┌─ Data records

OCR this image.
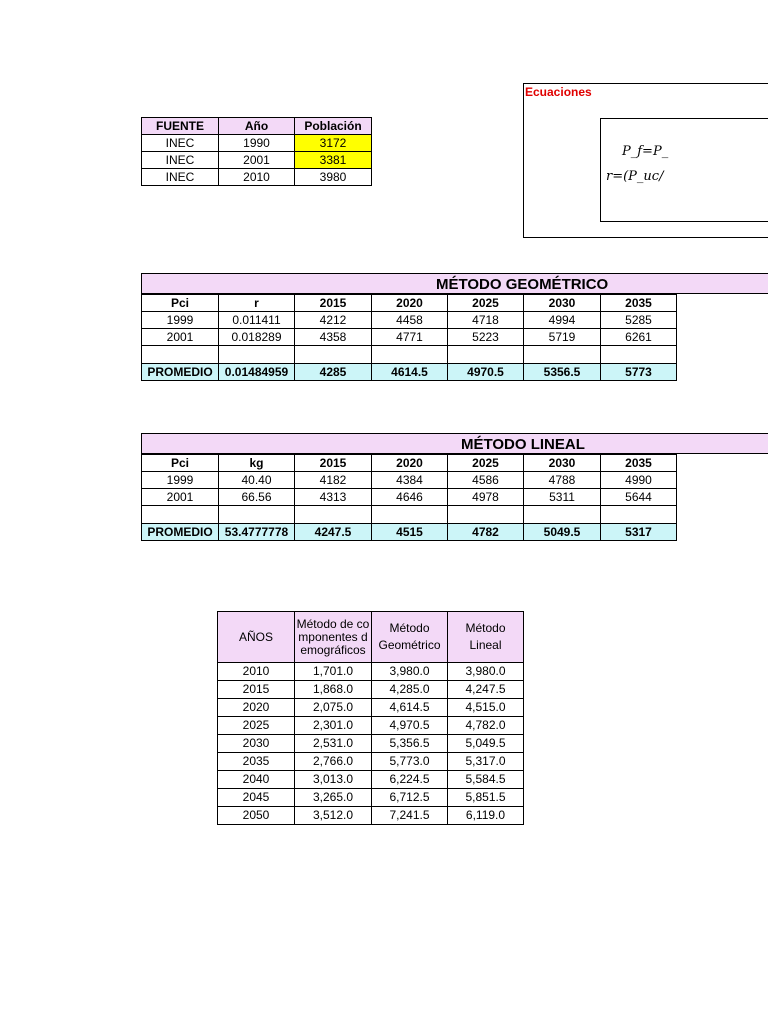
FUENTE	Año	Población
INEC	1990	3172
INEC	2001	3381
INEC	2010	3980
Ecuaciones
P_f=P_
r=(P_uc/
MÉTODO GEOMÉTRICO
Pci	r	2015	2020	2025	2030	2035
1999	0.011411	4212	4458	4718	4994	5285
2001	0.018289	4358	4771	5223	5719	6261

PROMEDIO	0.01484959	4285	4614.5	4970.5	5356.5	5773
MÉTODO LINEAL
Pci	kg	2015	2020	2025	2030	2035
1999	40.40	4182	4384	4586	4788	4990
2001	66.56	4313	4646	4978	5311	5644

PROMEDIO	53.4777778	4247.5	4515	4782	5049.5	5317
AÑOS	Método de componentes demográficos	Método Geométrico	Método Lineal
2010	1,701.0	3,980.0	3,980.0
2015	1,868.0	4,285.0	4,247.5
2020	2,075.0	4,614.5	4,515.0
2025	2,301.0	4,970.5	4,782.0
2030	2,531.0	5,356.5	5,049.5
2035	2,766.0	5,773.0	5,317.0
2040	3,013.0	6,224.5	5,584.5
2045	3,265.0	6,712.5	5,851.5
2050	3,512.0	7,241.5	6,119.0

└─

Task objective — Return the records exactly. Don't carry the pictures over.

Written solution —
OCR this image.
FUENTE	Año	Población
INEC	1990	3172
INEC	2001	3381
INEC	2010	3980
Ecuaciones
P_f=P_
r=(P_uc/
MÉTODO GEOMÉTRICO
Pci	r	2015	2020	2025	2030	2035
1999	0.011411	4212	4458	4718	4994	5285
2001	0.018289	4358	4771	5223	5719	6261

PROMEDIO	0.01484959	4285	4614.5	4970.5	5356.5	5773
MÉTODO LINEAL
Pci	kg	2015	2020	2025	2030	2035
1999	40.40	4182	4384	4586	4788	4990
2001	66.56	4313	4646	4978	5311	5644

PROMEDIO	53.4777778	4247.5	4515	4782	5049.5	5317
AÑOS	Método de componentes demográficos	Método Geométrico	Método Lineal
2010	1,701.0	3,980.0	3,980.0
2015	1,868.0	4,285.0	4,247.5
2020	2,075.0	4,614.5	4,515.0
2025	2,301.0	4,970.5	4,782.0
2030	2,531.0	5,356.5	5,049.5
2035	2,766.0	5,773.0	5,317.0
2040	3,013.0	6,224.5	5,584.5
2045	3,265.0	6,712.5	5,851.5
2050	3,512.0	7,241.5	6,119.0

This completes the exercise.